### EXERCISE REQUIREMENTS
Return the material below in full and exactly.

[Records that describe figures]
= = = = =

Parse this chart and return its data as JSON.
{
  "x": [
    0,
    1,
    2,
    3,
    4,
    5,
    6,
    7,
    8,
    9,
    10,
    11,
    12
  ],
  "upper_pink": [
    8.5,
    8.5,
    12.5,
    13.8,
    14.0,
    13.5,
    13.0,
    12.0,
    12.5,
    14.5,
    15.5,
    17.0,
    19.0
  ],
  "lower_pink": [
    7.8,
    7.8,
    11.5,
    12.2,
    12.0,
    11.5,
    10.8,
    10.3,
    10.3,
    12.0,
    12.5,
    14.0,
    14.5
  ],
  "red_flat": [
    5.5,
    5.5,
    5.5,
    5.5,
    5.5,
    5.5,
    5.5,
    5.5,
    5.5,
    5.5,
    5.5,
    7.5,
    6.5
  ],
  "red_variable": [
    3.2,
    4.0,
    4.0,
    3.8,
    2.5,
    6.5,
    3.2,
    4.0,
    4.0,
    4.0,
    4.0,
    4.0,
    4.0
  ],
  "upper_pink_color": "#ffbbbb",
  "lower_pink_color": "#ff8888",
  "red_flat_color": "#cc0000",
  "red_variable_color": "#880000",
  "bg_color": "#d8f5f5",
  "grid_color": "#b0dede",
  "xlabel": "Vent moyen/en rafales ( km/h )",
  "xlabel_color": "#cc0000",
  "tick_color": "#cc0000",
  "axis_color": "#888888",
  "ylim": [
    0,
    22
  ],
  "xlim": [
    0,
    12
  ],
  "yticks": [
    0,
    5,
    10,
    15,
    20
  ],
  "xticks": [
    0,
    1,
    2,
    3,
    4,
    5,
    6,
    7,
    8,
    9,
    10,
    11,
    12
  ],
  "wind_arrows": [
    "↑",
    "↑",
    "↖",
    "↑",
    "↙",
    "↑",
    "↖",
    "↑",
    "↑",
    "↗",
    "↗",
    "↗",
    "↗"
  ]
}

= = = = =

### EXERCISE RESPONSE
Parse this chart and return its data as JSON.
{
  "x": [
    0,
    1,
    2,
    3,
    4,
    5,
    6,
    7,
    8,
    9,
    10,
    11,
    12
  ],
  "upper_pink": [
    8.5,
    8.5,
    12.5,
    13.8,
    14.0,
    13.5,
    13.0,
    12.0,
    12.5,
    14.5,
    15.5,
    17.0,
    19.0
  ],
  "lower_pink": [
    7.8,
    7.8,
    11.5,
    12.2,
    12.0,
    11.5,
    10.8,
    10.3,
    10.3,
    12.0,
    12.5,
    14.0,
    14.5
  ],
  "red_flat": [
    5.5,
    5.5,
    5.5,
    5.5,
    5.5,
    5.5,
    5.5,
    5.5,
    5.5,
    5.5,
    5.5,
    7.5,
    6.5
  ],
  "red_variable": [
    3.2,
    4.0,
    4.0,
    3.8,
    2.5,
    6.5,
    3.2,
    4.0,
    4.0,
    4.0,
    4.0,
    4.0,
    4.0
  ],
  "upper_pink_color": "#ffbbbb",
  "lower_pink_color": "#ff8888",
  "red_flat_color": "#cc0000",
  "red_variable_color": "#880000",
  "bg_color": "#d8f5f5",
  "grid_color": "#b0dede",
  "xlabel": "Vent moyen/en rafales ( km/h )",
  "xlabel_color": "#cc0000",
  "tick_color": "#cc0000",
  "axis_color": "#888888",
  "ylim": [
    0,
    22
  ],
  "xlim": [
    0,
    12
  ],
  "yticks": [
    0,
    5,
    10,
    15,
    20
  ],
  "xticks": [
    0,
    1,
    2,
    3,
    4,
    5,
    6,
    7,
    8,
    9,
    10,
    11,
    12
  ],
  "wind_arrows": [
    "↑",
    "↑",
    "↖",
    "↑",
    "↙",
    "↑",
    "↖",
    "↑",
    "↑",
    "↗",
    "↗",
    "↗",
    "↗"
  ]
}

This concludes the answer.